**Supplied information**
———
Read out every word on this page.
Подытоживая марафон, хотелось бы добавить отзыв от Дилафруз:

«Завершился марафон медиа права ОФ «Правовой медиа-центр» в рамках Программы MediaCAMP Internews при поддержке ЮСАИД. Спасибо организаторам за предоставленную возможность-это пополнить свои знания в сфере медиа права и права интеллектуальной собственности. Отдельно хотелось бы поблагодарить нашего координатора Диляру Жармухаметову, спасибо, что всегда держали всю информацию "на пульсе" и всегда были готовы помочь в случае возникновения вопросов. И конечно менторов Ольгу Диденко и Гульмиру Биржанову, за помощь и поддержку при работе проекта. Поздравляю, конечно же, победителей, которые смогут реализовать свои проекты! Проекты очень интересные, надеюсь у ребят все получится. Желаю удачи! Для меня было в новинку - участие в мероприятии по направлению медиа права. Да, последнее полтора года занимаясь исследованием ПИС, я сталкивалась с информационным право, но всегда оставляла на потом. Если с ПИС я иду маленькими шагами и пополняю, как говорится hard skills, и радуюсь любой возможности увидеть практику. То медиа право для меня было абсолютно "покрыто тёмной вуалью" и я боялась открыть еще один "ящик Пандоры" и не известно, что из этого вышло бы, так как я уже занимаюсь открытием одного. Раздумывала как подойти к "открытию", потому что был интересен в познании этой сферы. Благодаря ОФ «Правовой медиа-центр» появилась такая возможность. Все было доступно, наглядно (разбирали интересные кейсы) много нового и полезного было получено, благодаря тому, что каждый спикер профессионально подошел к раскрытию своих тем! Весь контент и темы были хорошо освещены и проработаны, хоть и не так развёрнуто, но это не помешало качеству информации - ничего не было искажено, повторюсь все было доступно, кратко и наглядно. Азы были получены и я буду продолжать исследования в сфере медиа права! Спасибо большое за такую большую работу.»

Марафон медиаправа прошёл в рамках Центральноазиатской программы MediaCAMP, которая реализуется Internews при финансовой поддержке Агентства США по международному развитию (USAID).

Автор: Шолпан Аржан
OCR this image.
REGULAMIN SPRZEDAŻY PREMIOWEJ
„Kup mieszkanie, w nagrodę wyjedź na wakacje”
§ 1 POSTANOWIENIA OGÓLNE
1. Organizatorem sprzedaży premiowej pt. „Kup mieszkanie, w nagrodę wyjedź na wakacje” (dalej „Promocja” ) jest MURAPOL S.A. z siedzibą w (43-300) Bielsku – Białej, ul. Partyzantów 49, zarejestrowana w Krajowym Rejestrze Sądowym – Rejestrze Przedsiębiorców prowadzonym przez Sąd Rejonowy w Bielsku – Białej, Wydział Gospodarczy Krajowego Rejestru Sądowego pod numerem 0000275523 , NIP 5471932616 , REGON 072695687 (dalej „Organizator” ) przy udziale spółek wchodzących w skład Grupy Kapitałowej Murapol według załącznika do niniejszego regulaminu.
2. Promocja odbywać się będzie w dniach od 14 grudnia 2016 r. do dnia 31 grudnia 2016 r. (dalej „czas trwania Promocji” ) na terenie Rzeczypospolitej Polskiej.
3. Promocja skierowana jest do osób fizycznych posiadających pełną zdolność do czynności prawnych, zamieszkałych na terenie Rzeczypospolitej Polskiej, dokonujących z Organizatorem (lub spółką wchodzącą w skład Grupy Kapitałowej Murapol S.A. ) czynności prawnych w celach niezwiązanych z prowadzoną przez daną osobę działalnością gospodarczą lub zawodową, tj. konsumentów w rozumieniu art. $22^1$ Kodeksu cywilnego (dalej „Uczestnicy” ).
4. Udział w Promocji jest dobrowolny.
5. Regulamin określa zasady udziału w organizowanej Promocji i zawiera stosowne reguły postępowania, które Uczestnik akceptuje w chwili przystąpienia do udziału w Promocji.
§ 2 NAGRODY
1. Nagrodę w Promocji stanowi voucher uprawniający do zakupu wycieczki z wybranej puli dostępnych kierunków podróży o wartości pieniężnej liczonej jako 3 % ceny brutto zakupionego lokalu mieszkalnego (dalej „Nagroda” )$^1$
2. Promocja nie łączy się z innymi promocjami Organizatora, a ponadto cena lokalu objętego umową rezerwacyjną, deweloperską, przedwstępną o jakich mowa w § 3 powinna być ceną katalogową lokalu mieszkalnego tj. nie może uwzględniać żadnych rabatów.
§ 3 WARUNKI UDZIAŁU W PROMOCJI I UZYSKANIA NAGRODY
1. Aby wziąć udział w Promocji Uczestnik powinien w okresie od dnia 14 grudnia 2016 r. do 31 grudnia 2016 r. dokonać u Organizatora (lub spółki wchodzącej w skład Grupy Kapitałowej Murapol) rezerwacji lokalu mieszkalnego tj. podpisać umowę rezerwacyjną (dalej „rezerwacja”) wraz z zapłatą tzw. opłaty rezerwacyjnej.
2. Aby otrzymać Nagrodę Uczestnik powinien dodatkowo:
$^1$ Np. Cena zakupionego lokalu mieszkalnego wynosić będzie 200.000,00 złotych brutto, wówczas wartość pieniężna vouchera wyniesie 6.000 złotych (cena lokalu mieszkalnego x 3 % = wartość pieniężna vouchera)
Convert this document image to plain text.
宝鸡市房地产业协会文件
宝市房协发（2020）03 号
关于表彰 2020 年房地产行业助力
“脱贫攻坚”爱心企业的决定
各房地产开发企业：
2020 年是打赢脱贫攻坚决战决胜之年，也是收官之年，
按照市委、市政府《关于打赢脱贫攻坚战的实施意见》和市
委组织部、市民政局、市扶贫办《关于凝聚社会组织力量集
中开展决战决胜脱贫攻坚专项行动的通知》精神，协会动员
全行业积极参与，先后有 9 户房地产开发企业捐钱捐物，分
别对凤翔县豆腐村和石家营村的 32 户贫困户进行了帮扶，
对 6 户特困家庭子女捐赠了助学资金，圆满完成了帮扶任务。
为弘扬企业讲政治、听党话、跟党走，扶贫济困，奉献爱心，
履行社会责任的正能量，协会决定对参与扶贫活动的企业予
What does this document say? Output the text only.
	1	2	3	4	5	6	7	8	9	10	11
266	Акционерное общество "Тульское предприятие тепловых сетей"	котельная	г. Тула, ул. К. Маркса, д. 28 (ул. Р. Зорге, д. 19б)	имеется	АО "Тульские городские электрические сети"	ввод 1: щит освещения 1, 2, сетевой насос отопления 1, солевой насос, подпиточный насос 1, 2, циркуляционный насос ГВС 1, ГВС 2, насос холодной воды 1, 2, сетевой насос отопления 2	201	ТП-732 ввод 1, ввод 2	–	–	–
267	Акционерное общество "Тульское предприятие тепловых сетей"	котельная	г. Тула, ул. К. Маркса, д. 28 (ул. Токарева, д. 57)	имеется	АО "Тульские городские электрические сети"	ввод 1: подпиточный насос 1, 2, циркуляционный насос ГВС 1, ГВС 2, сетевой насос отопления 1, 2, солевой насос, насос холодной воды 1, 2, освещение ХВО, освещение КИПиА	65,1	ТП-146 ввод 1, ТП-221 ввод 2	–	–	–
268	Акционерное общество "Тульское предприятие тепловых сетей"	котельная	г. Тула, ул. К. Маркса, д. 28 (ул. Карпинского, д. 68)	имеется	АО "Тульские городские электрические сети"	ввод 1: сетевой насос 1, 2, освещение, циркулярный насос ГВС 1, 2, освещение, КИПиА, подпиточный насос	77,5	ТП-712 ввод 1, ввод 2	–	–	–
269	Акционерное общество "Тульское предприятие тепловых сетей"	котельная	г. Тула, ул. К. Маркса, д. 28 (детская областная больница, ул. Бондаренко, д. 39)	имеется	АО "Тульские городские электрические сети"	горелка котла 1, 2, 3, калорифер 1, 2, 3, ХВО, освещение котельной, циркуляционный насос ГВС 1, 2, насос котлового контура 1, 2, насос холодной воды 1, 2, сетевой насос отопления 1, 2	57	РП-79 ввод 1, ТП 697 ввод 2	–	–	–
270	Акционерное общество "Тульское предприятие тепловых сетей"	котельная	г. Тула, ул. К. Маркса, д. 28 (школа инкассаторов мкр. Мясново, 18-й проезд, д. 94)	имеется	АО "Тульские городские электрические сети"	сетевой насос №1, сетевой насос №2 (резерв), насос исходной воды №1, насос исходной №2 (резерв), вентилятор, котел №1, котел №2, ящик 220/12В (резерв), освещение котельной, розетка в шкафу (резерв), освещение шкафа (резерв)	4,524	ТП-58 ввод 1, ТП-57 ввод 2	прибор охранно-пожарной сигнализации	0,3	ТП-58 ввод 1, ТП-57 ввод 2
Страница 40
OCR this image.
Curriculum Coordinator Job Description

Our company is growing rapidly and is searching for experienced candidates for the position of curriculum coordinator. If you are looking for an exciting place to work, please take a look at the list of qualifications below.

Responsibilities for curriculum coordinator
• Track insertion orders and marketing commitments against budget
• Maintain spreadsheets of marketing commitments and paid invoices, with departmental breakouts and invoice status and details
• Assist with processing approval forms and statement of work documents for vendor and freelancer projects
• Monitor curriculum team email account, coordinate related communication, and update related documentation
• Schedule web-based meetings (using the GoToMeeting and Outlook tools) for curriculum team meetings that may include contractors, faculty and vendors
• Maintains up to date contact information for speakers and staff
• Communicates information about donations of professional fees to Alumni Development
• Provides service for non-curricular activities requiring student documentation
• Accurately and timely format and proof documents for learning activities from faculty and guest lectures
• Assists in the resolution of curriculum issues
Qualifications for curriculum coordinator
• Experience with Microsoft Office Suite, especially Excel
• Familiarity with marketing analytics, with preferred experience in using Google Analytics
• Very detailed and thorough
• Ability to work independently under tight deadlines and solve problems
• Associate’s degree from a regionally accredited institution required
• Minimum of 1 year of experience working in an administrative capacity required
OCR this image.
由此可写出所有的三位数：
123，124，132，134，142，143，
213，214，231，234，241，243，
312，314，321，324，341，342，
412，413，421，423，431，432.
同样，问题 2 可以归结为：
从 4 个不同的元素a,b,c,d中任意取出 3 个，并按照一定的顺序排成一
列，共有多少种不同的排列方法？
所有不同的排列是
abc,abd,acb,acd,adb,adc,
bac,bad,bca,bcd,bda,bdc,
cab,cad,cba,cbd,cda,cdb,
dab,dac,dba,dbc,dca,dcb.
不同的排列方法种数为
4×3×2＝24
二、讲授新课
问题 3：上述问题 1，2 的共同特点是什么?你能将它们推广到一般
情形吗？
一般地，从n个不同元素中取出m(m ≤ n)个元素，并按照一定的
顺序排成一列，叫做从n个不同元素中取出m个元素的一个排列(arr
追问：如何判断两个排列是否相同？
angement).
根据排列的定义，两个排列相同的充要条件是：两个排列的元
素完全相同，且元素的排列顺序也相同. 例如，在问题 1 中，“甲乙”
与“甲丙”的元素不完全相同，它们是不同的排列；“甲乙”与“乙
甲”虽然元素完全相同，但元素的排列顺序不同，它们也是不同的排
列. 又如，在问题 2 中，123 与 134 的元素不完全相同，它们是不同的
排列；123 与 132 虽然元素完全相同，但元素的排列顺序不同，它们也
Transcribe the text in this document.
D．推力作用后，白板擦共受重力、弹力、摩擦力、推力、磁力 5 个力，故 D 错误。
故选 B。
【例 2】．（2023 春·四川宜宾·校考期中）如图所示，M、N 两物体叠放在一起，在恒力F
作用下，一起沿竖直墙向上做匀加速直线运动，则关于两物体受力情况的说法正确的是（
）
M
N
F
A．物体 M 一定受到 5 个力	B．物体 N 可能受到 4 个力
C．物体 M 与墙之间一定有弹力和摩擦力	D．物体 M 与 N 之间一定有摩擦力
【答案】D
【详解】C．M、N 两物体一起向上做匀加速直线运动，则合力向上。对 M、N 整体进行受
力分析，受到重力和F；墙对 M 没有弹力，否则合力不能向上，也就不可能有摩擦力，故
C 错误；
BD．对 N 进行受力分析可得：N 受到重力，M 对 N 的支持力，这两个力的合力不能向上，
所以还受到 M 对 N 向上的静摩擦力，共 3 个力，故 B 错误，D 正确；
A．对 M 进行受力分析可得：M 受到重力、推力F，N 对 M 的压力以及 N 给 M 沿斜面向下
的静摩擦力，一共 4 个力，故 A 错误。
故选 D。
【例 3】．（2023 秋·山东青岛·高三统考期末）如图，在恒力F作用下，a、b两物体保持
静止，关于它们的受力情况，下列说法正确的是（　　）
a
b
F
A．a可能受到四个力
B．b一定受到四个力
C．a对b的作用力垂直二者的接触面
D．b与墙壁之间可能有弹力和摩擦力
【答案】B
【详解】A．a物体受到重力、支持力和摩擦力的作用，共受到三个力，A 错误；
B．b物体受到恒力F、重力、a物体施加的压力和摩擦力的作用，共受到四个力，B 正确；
———
**Problem statement**
Show every line that contains the word "marketing".

**Response to this task**
• Track insertion orders and marketing commitments against budget
• Maintain spreadsheets of marketing commitments and paid invoices, with departmental breakouts and invoice status and details
• Familiarity with marketing analytics, with preferred experience in using Google Analytics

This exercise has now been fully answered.